• [Task statement]
Write out all of the data exactly as it appears.
:::
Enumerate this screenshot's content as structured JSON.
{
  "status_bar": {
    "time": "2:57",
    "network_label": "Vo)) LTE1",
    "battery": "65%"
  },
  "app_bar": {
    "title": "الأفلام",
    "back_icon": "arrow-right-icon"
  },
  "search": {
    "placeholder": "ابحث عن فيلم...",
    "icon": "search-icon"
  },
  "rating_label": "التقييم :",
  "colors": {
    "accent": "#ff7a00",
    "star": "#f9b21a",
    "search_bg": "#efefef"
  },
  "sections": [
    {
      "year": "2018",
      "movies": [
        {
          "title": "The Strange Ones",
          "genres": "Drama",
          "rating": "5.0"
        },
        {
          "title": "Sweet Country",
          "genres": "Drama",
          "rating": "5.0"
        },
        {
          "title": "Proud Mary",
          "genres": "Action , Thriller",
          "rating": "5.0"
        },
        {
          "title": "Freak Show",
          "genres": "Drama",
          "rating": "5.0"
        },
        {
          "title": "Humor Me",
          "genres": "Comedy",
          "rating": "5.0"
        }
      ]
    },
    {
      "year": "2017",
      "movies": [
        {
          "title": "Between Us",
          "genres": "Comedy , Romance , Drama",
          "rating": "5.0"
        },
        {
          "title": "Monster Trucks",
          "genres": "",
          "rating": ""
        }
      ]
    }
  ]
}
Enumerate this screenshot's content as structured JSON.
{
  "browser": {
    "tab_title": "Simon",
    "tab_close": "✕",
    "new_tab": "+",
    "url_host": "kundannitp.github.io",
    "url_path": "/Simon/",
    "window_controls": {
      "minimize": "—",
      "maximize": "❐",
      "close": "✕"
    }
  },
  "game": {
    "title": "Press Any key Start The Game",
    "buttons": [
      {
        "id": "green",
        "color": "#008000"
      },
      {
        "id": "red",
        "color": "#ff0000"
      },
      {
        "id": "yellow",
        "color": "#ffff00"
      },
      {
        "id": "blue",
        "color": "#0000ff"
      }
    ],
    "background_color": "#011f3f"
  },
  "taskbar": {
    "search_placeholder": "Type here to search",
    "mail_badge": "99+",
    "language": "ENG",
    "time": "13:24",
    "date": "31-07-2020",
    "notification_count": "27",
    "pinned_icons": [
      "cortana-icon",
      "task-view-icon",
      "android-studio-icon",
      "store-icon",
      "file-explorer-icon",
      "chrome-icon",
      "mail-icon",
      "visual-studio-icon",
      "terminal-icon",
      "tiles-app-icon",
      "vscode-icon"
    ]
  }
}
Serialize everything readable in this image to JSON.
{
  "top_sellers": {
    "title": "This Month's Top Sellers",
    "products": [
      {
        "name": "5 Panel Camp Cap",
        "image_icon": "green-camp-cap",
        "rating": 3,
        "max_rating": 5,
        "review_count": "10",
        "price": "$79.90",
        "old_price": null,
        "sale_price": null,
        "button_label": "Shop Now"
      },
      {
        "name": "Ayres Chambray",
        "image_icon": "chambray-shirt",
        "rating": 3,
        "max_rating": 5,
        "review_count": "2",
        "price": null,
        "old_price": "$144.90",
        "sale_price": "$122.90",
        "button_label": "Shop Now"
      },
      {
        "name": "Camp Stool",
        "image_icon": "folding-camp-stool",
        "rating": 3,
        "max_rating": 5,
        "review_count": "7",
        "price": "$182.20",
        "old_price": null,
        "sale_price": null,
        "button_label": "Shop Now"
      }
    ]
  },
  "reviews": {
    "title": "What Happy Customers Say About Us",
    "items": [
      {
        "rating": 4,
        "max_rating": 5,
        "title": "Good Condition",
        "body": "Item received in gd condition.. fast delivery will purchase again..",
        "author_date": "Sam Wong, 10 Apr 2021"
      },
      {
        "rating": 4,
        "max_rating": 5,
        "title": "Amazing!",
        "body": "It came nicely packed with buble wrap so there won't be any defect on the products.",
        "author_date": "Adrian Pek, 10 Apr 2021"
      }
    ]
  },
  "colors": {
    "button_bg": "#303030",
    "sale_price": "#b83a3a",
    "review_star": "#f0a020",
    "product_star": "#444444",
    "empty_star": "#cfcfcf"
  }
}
:::
• [Exercise result]
Enumerate this screenshot's content as structured JSON.
{
  "status_bar": {
    "time": "2:57",
    "network_label": "Vo)) LTE1",
    "battery": "65%"
  },
  "app_bar": {
    "title": "الأفلام",
    "back_icon": "arrow-right-icon"
  },
  "search": {
    "placeholder": "ابحث عن فيلم...",
    "icon": "search-icon"
  },
  "rating_label": "التقييم :",
  "colors": {
    "accent": "#ff7a00",
    "star": "#f9b21a",
    "search_bg": "#efefef"
  },
  "sections": [
    {
      "year": "2018",
      "movies": [
        {
          "title": "The Strange Ones",
          "genres": "Drama",
          "rating": "5.0"
        },
        {
          "title": "Sweet Country",
          "genres": "Drama",
          "rating": "5.0"
        },
        {
          "title": "Proud Mary",
          "genres": "Action , Thriller",
          "rating": "5.0"
        },
        {
          "title": "Freak Show",
          "genres": "Drama",
          "rating": "5.0"
        },
        {
          "title": "Humor Me",
          "genres": "Comedy",
          "rating": "5.0"
        }
      ]
    },
    {
      "year": "2017",
      "movies": [
        {
          "title": "Between Us",
          "genres": "Comedy , Romance , Drama",
          "rating": "5.0"
        },
        {
          "title": "Monster Trucks",
          "genres": "",
          "rating": ""
        }
      ]
    }
  ]
}
Enumerate this screenshot's content as structured JSON.
{
  "browser": {
    "tab_title": "Simon",
    "tab_close": "✕",
    "new_tab": "+",
    "url_host": "kundannitp.github.io",
    "url_path": "/Simon/",
    "window_controls": {
      "minimize": "—",
      "maximize": "❐",
      "close": "✕"
    }
  },
  "game": {
    "title": "Press Any key Start The Game",
    "buttons": [
      {
        "id": "green",
        "color": "#008000"
      },
      {
        "id": "red",
        "color": "#ff0000"
      },
      {
        "id": "yellow",
        "color": "#ffff00"
      },
      {
        "id": "blue",
        "color": "#0000ff"
      }
    ],
    "background_color": "#011f3f"
  },
  "taskbar": {
    "search_placeholder": "Type here to search",
    "mail_badge": "99+",
    "language": "ENG",
    "time": "13:24",
    "date": "31-07-2020",
    "notification_count": "27",
    "pinned_icons": [
      "cortana-icon",
      "task-view-icon",
      "android-studio-icon",
      "store-icon",
      "file-explorer-icon",
      "chrome-icon",
      "mail-icon",
      "visual-studio-icon",
      "terminal-icon",
      "tiles-app-icon",
      "vscode-icon"
    ]
  }
}
Serialize everything readable in this image to JSON.
{
  "top_sellers": {
    "title": "This Month's Top Sellers",
    "products": [
      {
        "name": "5 Panel Camp Cap",
        "image_icon": "green-camp-cap",
        "rating": 3,
        "max_rating": 5,
        "review_count": "10",
        "price": "$79.90",
        "old_price": null,
        "sale_price": null,
        "button_label": "Shop Now"
      },
      {
        "name": "Ayres Chambray",
        "image_icon": "chambray-shirt",
        "rating": 3,
        "max_rating": 5,
        "review_count": "2",
        "price": null,
        "old_price": "$144.90",
        "sale_price": "$122.90",
        "button_label": "Shop Now"
      },
      {
        "name": "Camp Stool",
        "image_icon": "folding-camp-stool",
        "rating": 3,
        "max_rating": 5,
        "review_count": "7",
        "price": "$182.20",
        "old_price": null,
        "sale_price": null,
        "button_label": "Shop Now"
      }
    ]
  },
  "reviews": {
    "title": "What Happy Customers Say About Us",
    "items": [
      {
        "rating": 4,
        "max_rating": 5,
        "title": "Good Condition",
        "body": "Item received in gd condition.. fast delivery will purchase again..",
        "author_date": "Sam Wong, 10 Apr 2021"
      },
      {
        "rating": 4,
        "max_rating": 5,
        "title": "Amazing!",
        "body": "It came nicely packed with buble wrap so there won't be any defect on the products.",
        "author_date": "Adrian Pek, 10 Apr 2021"
      }
    ]
  },
  "colors": {
    "button_bg": "#303030",
    "sale_price": "#b83a3a",
    "review_star": "#f0a020",
    "product_star": "#444444",
    "empty_star": "#cfcfcf"
  }
}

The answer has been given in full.